Aim of the task ->
Reproduce each of the records below word for word, keeping every line in its original order and form.

Task inputs ->

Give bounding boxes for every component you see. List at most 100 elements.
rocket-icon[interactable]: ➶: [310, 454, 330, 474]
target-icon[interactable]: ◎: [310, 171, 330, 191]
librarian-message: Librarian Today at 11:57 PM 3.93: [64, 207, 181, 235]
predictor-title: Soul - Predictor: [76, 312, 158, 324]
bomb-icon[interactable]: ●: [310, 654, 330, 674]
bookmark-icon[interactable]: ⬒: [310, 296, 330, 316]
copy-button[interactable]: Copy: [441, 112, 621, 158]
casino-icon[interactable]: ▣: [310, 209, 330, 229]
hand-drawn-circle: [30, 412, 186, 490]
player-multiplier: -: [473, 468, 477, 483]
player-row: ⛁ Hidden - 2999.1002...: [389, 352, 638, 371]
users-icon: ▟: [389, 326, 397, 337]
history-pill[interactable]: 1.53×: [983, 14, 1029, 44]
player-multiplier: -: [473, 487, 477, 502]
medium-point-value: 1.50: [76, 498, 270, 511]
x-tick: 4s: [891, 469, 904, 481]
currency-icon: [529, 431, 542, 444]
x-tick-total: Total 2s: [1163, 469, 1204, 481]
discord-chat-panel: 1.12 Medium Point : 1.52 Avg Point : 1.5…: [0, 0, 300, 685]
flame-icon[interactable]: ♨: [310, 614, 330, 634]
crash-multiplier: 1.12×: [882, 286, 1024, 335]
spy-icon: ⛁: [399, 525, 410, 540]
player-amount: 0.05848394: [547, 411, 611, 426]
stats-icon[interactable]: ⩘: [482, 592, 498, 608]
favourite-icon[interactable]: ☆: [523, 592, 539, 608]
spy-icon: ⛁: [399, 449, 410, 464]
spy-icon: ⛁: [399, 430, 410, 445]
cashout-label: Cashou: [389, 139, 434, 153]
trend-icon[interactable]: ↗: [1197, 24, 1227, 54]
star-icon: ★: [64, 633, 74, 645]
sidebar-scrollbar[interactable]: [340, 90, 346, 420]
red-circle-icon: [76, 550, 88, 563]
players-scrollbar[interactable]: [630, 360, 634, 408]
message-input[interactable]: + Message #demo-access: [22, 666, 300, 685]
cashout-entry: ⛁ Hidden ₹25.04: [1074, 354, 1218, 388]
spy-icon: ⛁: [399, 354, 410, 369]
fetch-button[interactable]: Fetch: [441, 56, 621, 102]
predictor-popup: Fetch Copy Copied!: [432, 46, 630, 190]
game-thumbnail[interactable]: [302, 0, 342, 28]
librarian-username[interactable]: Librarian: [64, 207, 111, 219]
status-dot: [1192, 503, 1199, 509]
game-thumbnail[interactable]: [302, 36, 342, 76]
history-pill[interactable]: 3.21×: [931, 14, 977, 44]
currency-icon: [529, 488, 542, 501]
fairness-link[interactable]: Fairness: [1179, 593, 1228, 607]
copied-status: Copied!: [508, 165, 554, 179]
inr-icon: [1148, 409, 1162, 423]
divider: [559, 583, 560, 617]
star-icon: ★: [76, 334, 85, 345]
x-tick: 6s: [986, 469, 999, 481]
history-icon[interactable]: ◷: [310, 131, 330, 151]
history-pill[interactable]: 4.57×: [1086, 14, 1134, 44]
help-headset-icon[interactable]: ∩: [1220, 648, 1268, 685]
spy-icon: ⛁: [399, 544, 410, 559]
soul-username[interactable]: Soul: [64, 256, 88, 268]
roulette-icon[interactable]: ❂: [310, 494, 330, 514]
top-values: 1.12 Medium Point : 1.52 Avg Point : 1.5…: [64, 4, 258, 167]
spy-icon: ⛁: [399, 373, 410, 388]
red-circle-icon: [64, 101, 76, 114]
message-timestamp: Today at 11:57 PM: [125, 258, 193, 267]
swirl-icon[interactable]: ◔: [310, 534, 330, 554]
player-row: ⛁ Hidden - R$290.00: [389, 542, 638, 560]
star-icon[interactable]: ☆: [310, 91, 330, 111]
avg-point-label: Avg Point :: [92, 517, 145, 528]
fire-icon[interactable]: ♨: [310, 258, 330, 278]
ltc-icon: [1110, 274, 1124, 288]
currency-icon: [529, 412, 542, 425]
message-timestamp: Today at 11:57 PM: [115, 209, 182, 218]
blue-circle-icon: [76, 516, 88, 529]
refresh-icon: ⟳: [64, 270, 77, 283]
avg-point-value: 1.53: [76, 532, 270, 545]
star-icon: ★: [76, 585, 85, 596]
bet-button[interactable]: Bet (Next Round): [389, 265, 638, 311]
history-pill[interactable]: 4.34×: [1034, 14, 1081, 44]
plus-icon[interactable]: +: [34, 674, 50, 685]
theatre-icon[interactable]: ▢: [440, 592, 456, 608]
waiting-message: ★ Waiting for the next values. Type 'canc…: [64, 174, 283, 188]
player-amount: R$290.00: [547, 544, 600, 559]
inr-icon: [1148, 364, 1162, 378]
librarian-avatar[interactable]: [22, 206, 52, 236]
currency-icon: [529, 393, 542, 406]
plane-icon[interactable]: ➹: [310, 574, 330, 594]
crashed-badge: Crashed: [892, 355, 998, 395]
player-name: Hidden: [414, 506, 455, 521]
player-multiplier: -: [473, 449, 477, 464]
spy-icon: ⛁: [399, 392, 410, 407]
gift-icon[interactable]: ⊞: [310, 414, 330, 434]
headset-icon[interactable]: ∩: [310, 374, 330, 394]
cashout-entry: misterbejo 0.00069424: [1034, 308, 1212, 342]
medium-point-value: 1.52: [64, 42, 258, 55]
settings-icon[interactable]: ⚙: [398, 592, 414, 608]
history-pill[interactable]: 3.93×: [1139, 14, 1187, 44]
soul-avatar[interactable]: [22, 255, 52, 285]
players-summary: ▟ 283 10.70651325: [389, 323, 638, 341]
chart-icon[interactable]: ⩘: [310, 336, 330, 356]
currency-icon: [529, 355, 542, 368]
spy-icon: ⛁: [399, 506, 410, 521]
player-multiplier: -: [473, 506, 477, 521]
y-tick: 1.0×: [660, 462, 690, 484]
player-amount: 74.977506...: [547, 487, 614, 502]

Task result ->
Give bounding boxes for every component you see. List at most 100 elements.
rocket-icon[interactable]: ➶: [310, 454, 330, 474]
target-icon[interactable]: ◎: [310, 171, 330, 191]
librarian-message: Librarian Today at 11:57 PM 3.93: [64, 207, 181, 235]
predictor-title: Soul - Predictor: [76, 312, 158, 324]
bomb-icon[interactable]: ●: [310, 654, 330, 674]
bookmark-icon[interactable]: ⬒: [310, 296, 330, 316]
copy-button[interactable]: Copy: [441, 112, 621, 158]
casino-icon[interactable]: ▣: [310, 209, 330, 229]
hand-drawn-circle: [30, 412, 186, 490]
player-multiplier: -: [473, 468, 477, 483]
player-row: ⛁ Hidden - 2999.1002...: [389, 352, 638, 371]
users-icon: ▟: [389, 326, 397, 337]
history-pill[interactable]: 1.53×: [983, 14, 1029, 44]
player-multiplier: -: [473, 487, 477, 502]
medium-point-value: 1.50: [76, 498, 270, 511]
x-tick: 4s: [891, 469, 904, 481]
currency-icon: [529, 431, 542, 444]
x-tick-total: Total 2s: [1163, 469, 1204, 481]
discord-chat-panel: 1.12 Medium Point : 1.52 Avg Point : 1.5…: [0, 0, 300, 685]
flame-icon[interactable]: ♨: [310, 614, 330, 634]
crash-multiplier: 1.12×: [882, 286, 1024, 335]
spy-icon: ⛁: [399, 525, 410, 540]
player-amount: 0.05848394: [547, 411, 611, 426]
stats-icon[interactable]: ⩘: [482, 592, 498, 608]
favourite-icon[interactable]: ☆: [523, 592, 539, 608]
spy-icon: ⛁: [399, 449, 410, 464]
spy-icon: ⛁: [399, 430, 410, 445]
cashout-label: Cashou: [389, 139, 434, 153]
trend-icon[interactable]: ↗: [1197, 24, 1227, 54]
star-icon: ★: [64, 633, 74, 645]
sidebar-scrollbar[interactable]: [340, 90, 346, 420]
red-circle-icon: [76, 550, 88, 563]
players-scrollbar[interactable]: [630, 360, 634, 408]
message-input[interactable]: + Message #demo-access: [22, 666, 300, 685]
cashout-entry: ⛁ Hidden ₹25.04: [1074, 354, 1218, 388]
spy-icon: ⛁: [399, 354, 410, 369]
fetch-button[interactable]: Fetch: [441, 56, 621, 102]
predictor-popup: Fetch Copy Copied!: [432, 46, 630, 190]
game-thumbnail[interactable]: [302, 0, 342, 28]
librarian-username[interactable]: Librarian: [64, 207, 111, 219]
status-dot: [1192, 503, 1199, 509]
game-thumbnail[interactable]: [302, 36, 342, 76]
history-pill[interactable]: 3.21×: [931, 14, 977, 44]
currency-icon: [529, 488, 542, 501]
fairness-link[interactable]: Fairness: [1179, 593, 1228, 607]
copied-status: Copied!: [508, 165, 554, 179]
inr-icon: [1148, 409, 1162, 423]
divider: [559, 583, 560, 617]
star-icon: ★: [76, 334, 85, 345]
x-tick: 6s: [986, 469, 999, 481]
history-icon[interactable]: ◷: [310, 131, 330, 151]
history-pill[interactable]: 4.57×: [1086, 14, 1134, 44]
help-headset-icon[interactable]: ∩: [1220, 648, 1268, 685]
spy-icon: ⛁: [399, 544, 410, 559]
soul-username[interactable]: Soul: [64, 256, 88, 268]
roulette-icon[interactable]: ❂: [310, 494, 330, 514]
top-values: 1.12 Medium Point : 1.52 Avg Point : 1.5…: [64, 4, 258, 167]
spy-icon: ⛁: [399, 373, 410, 388]
red-circle-icon: [64, 101, 76, 114]
message-timestamp: Today at 11:57 PM: [125, 258, 193, 267]
swirl-icon[interactable]: ◔: [310, 534, 330, 554]
player-row: ⛁ Hidden - R$290.00: [389, 542, 638, 560]
star-icon[interactable]: ☆: [310, 91, 330, 111]
avg-point-label: Avg Point :: [92, 517, 145, 528]
fire-icon[interactable]: ♨: [310, 258, 330, 278]
ltc-icon: [1110, 274, 1124, 288]
currency-icon: [529, 412, 542, 425]
message-timestamp: Today at 11:57 PM: [115, 209, 182, 218]
blue-circle-icon: [76, 516, 88, 529]
refresh-icon: ⟳: [64, 270, 77, 283]
avg-point-value: 1.53: [76, 532, 270, 545]
star-icon: ★: [76, 585, 85, 596]
bet-button[interactable]: Bet (Next Round): [389, 265, 638, 311]
history-pill[interactable]: 4.34×: [1034, 14, 1081, 44]
plus-icon[interactable]: +: [34, 674, 50, 685]
theatre-icon[interactable]: ▢: [440, 592, 456, 608]
waiting-message: ★ Waiting for the next values. Type 'canc…: [64, 174, 283, 188]
player-amount: R$290.00: [547, 544, 600, 559]
inr-icon: [1148, 364, 1162, 378]
librarian-avatar[interactable]: [22, 206, 52, 236]
currency-icon: [529, 393, 542, 406]
plane-icon[interactable]: ➹: [310, 574, 330, 594]
crashed-badge: Crashed: [892, 355, 998, 395]
player-name: Hidden: [414, 506, 455, 521]
player-multiplier: -: [473, 449, 477, 464]
spy-icon: ⛁: [399, 392, 410, 407]
gift-icon[interactable]: ⊞: [310, 414, 330, 434]
headset-icon[interactable]: ∩: [310, 374, 330, 394]
cashout-entry: misterbejo 0.00069424: [1034, 308, 1212, 342]
medium-point-value: 1.52: [64, 42, 258, 55]
settings-icon[interactable]: ⚙: [398, 592, 414, 608]
history-pill[interactable]: 3.93×: [1139, 14, 1187, 44]
soul-avatar[interactable]: [22, 255, 52, 285]
players-summary: ▟ 283 10.70651325: [389, 323, 638, 341]
chart-icon[interactable]: ⩘: [310, 336, 330, 356]
currency-icon: [529, 355, 542, 368]
spy-icon: ⛁: [399, 506, 410, 521]
player-multiplier: -: [473, 506, 477, 521]
y-tick: 1.0×: [660, 462, 690, 484]
player-amount: 74.977506...: [547, 487, 614, 502]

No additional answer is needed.